━━━━━ Input material ━━━━━
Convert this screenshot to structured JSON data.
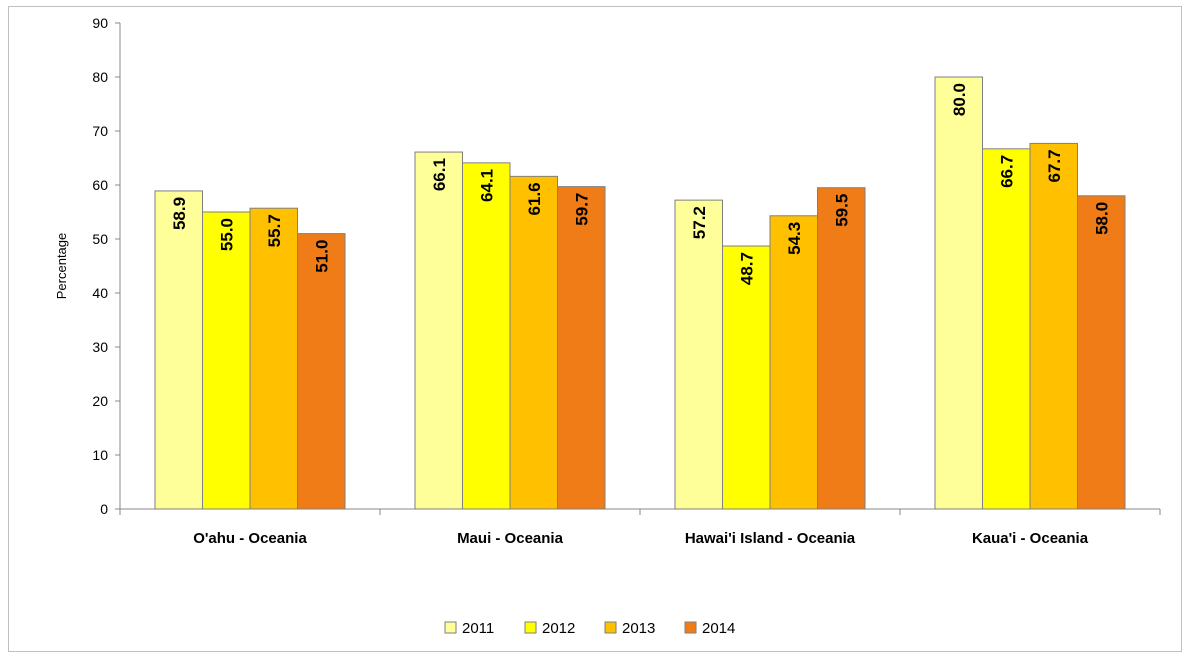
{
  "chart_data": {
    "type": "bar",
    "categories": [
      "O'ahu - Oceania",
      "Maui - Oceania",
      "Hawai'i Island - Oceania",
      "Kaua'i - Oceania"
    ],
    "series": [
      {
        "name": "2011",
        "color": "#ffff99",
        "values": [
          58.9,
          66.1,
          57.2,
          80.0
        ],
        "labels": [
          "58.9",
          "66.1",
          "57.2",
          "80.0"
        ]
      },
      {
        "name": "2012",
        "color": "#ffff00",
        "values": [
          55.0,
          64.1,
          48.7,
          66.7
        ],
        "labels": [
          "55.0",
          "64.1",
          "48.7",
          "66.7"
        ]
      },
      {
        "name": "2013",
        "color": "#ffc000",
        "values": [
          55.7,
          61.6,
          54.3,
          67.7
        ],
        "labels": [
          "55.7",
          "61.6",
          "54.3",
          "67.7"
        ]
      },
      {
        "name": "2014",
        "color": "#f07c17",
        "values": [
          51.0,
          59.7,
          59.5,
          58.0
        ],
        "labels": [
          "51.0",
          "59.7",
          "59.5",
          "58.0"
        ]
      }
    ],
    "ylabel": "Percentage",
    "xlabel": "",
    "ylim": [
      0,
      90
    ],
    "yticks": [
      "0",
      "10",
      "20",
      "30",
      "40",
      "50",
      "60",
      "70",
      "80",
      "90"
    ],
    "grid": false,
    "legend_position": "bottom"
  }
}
━━━━━
Requirement: Copy out the listing exactly as it stands, but not the pictures.

Completed exercise:
Convert this screenshot to structured JSON data.
{
  "chart_data": {
    "type": "bar",
    "categories": [
      "O'ahu - Oceania",
      "Maui - Oceania",
      "Hawai'i Island - Oceania",
      "Kaua'i - Oceania"
    ],
    "series": [
      {
        "name": "2011",
        "color": "#ffff99",
        "values": [
          58.9,
          66.1,
          57.2,
          80.0
        ],
        "labels": [
          "58.9",
          "66.1",
          "57.2",
          "80.0"
        ]
      },
      {
        "name": "2012",
        "color": "#ffff00",
        "values": [
          55.0,
          64.1,
          48.7,
          66.7
        ],
        "labels": [
          "55.0",
          "64.1",
          "48.7",
          "66.7"
        ]
      },
      {
        "name": "2013",
        "color": "#ffc000",
        "values": [
          55.7,
          61.6,
          54.3,
          67.7
        ],
        "labels": [
          "55.7",
          "61.6",
          "54.3",
          "67.7"
        ]
      },
      {
        "name": "2014",
        "color": "#f07c17",
        "values": [
          51.0,
          59.7,
          59.5,
          58.0
        ],
        "labels": [
          "51.0",
          "59.7",
          "59.5",
          "58.0"
        ]
      }
    ],
    "ylabel": "Percentage",
    "xlabel": "",
    "ylim": [
      0,
      90
    ],
    "yticks": [
      "0",
      "10",
      "20",
      "30",
      "40",
      "50",
      "60",
      "70",
      "80",
      "90"
    ],
    "grid": false,
    "legend_position": "bottom"
  }
}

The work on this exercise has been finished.